Exercise
Extract the text of each entry below exactly, leaving every image behind.

━━ Entries provided ━━

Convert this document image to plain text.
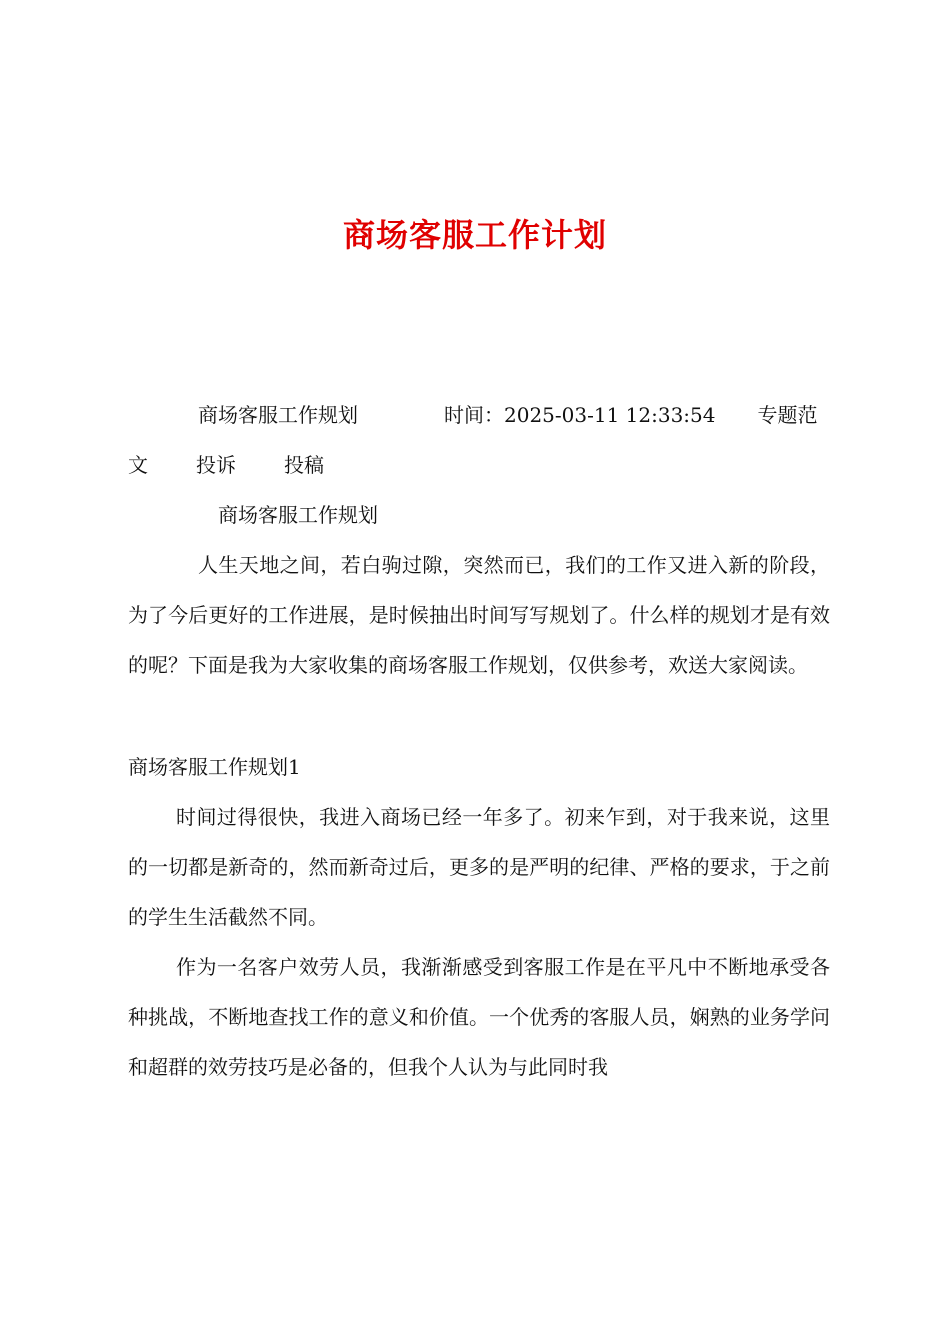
商场客服工作计划

商场客服工作规划	时间：2025-03-11 12:33:54 专题范文 投诉 投稿

商场客服工作规划

人生天地之间，若白驹过隙，突然而已，我们的工作又进入新的阶段，为了今后更好的工作进展，是时候抽出时间写写规划了。什么样的规划才是有效的呢？下面是我为大家收集的商场客服工作规划，仅供参考，欢送大家阅读。

商场客服工作规划1

时间过得很快，我进入商场已经一年多了。初来乍到，对于我来说，这里的一切都是新奇的，然而新奇过后，更多的是严明的纪律、严格的要求，于之前的学生生活截然不同。

作为一名客户效劳人员，我渐渐感受到客服工作是在平凡中不断地承受各种挑战，不断地查找工作的意义和价值。一个优秀的客服人员，娴熟的业务学问和超群的效劳技巧是必备的，但我个人认为与此同时我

━━━

Correct result
Convert this document image to plain text.
商场客服工作计划

商场客服工作规划	时间：2025-03-11 12:33:54 专题范文 投诉 投稿

商场客服工作规划

人生天地之间，若白驹过隙，突然而已，我们的工作又进入新的阶段，为了今后更好的工作进展，是时候抽出时间写写规划了。什么样的规划才是有效的呢？下面是我为大家收集的商场客服工作规划，仅供参考，欢送大家阅读。

商场客服工作规划1

时间过得很快，我进入商场已经一年多了。初来乍到，对于我来说，这里的一切都是新奇的，然而新奇过后，更多的是严明的纪律、严格的要求，于之前的学生生活截然不同。

作为一名客户效劳人员，我渐渐感受到客服工作是在平凡中不断地承受各种挑战，不断地查找工作的意义和价值。一个优秀的客服人员，娴熟的业务学问和超群的效劳技巧是必备的，但我个人认为与此同时我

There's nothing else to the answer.